◆ Supplied data:
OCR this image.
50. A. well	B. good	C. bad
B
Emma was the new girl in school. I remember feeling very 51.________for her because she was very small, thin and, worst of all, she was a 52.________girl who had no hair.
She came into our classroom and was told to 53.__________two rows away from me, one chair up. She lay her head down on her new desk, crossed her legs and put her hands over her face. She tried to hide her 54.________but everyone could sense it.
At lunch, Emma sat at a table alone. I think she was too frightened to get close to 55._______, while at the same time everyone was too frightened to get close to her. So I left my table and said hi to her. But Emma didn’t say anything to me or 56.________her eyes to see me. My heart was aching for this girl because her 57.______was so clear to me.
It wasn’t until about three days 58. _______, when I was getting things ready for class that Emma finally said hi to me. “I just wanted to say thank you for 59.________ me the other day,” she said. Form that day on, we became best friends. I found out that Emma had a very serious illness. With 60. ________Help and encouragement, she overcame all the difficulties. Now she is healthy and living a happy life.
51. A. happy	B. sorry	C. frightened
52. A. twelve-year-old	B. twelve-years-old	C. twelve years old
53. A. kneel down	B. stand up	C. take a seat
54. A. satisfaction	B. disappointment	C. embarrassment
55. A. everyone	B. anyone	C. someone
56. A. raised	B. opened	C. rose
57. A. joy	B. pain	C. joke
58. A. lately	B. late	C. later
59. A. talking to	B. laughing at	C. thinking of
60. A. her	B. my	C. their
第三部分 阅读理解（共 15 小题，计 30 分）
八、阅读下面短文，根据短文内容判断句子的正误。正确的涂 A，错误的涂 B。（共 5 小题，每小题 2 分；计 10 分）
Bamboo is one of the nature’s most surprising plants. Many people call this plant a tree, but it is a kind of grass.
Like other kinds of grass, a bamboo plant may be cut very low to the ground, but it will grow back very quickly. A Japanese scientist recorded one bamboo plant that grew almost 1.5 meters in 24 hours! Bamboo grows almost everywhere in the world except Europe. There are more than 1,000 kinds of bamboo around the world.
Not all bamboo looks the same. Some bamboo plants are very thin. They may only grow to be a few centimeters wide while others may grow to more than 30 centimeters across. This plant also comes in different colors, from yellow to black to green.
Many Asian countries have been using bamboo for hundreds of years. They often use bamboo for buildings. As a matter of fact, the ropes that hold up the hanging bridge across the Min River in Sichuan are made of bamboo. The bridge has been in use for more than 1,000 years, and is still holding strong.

◆ Objective: From the entries, copy out each line containing the word "plants".

◆ Reply:
Bamboo is one of the nature’s most surprising plants. Many people call this plant a tree, but it is a kind of grass.
Not all bamboo looks the same. Some bamboo plants are very thin. They may only grow to be a few centimeters wide while others may grow to more than 30 centimeters across. This plant also comes in different colors, from yellow to black to green.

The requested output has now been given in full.